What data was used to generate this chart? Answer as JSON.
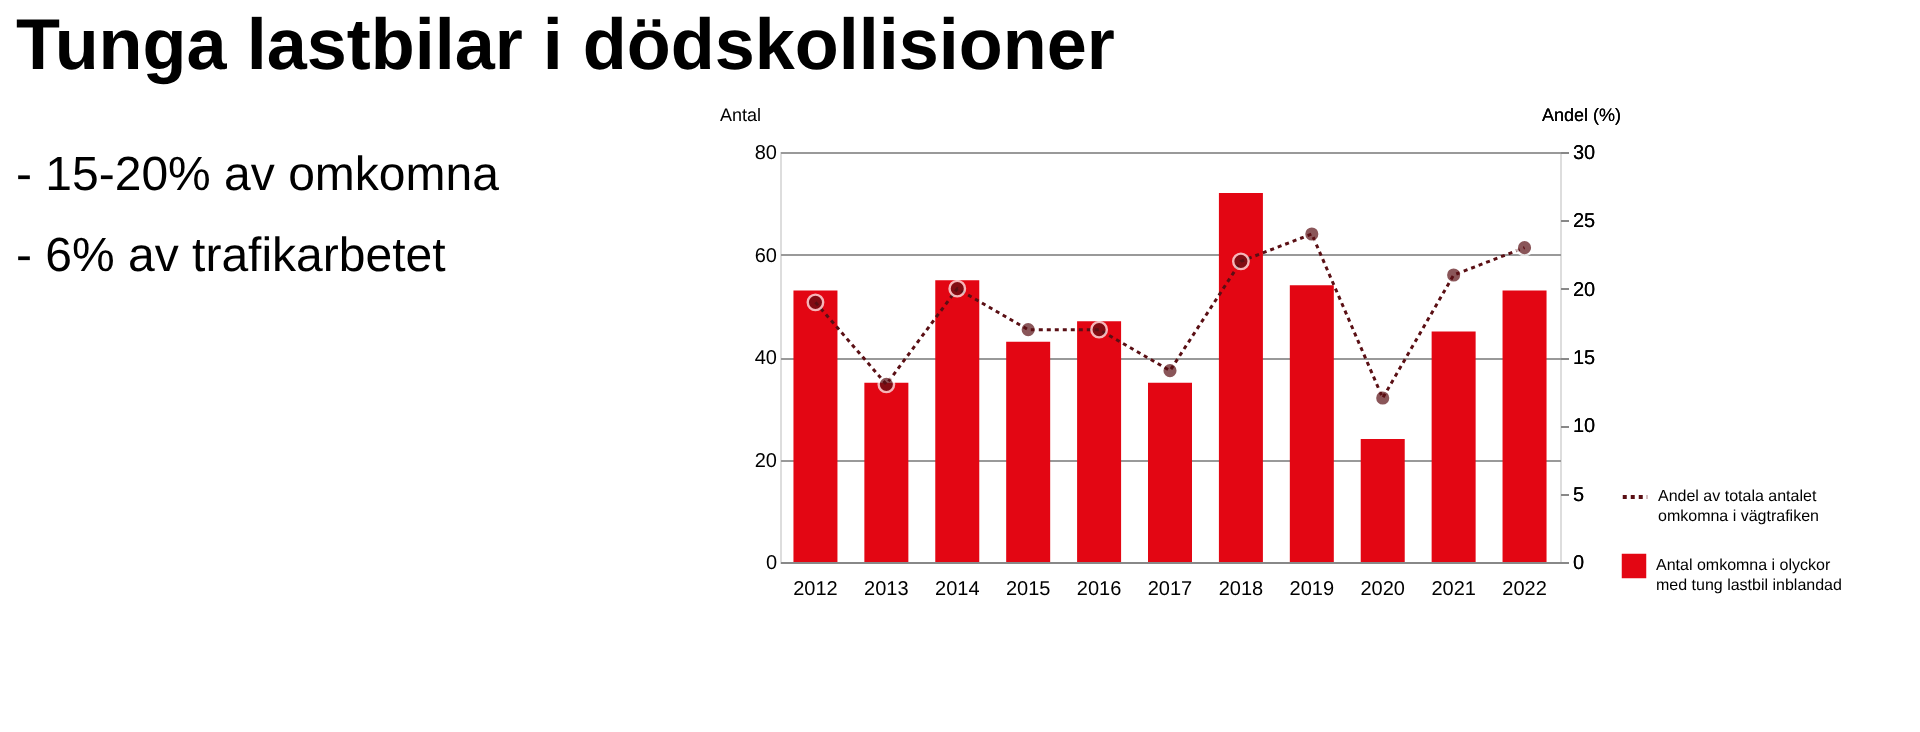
{
  "chart_data": {
    "type": "bar",
    "title": "Tunga lastbilar i dödskollisioner",
    "annotations": [
      "-  15-20% av omkomna",
      "-  6% av trafikarbetet"
    ],
    "categories": [
      "2012",
      "2013",
      "2014",
      "2015",
      "2016",
      "2017",
      "2018",
      "2019",
      "2020",
      "2021",
      "2022"
    ],
    "ylabel": "Antal",
    "y2label": "Andel (%)",
    "series": [
      {
        "name": "Antal omkomna i olyckor med tung lastbil inblandad",
        "color": "#e30613",
        "values": [
          53,
          35,
          55,
          43,
          47,
          35,
          72,
          54,
          24,
          45,
          53
        ]
      },
      {
        "name": "Andel av totala antalet omkomna i vägtrafiken",
        "type": "line",
        "axis": "y2",
        "color": "#5a0f14",
        "marker": "circle",
        "line_style": "dotted",
        "values": [
          19,
          13,
          20,
          17,
          17,
          14,
          22,
          24,
          12,
          21,
          23
        ]
      }
    ],
    "ylim": [
      0,
      80
    ],
    "yticks": [
      0,
      20,
      40,
      60,
      80
    ],
    "y2lim": [
      0,
      30
    ],
    "y2ticks": [
      0,
      5,
      10,
      15,
      20,
      25,
      30
    ],
    "grid": "y",
    "legend": "bottom right"
  }
}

☆ ☆ ☆ ☆ ☆

Scan the data above; copy every line where "name" appears.

[Result of the task]:
        "name": "Antal omkomna i olyckor med tung lastbil inblandad",
        "name": "Andel av totala antalet omkomna i vägtrafiken",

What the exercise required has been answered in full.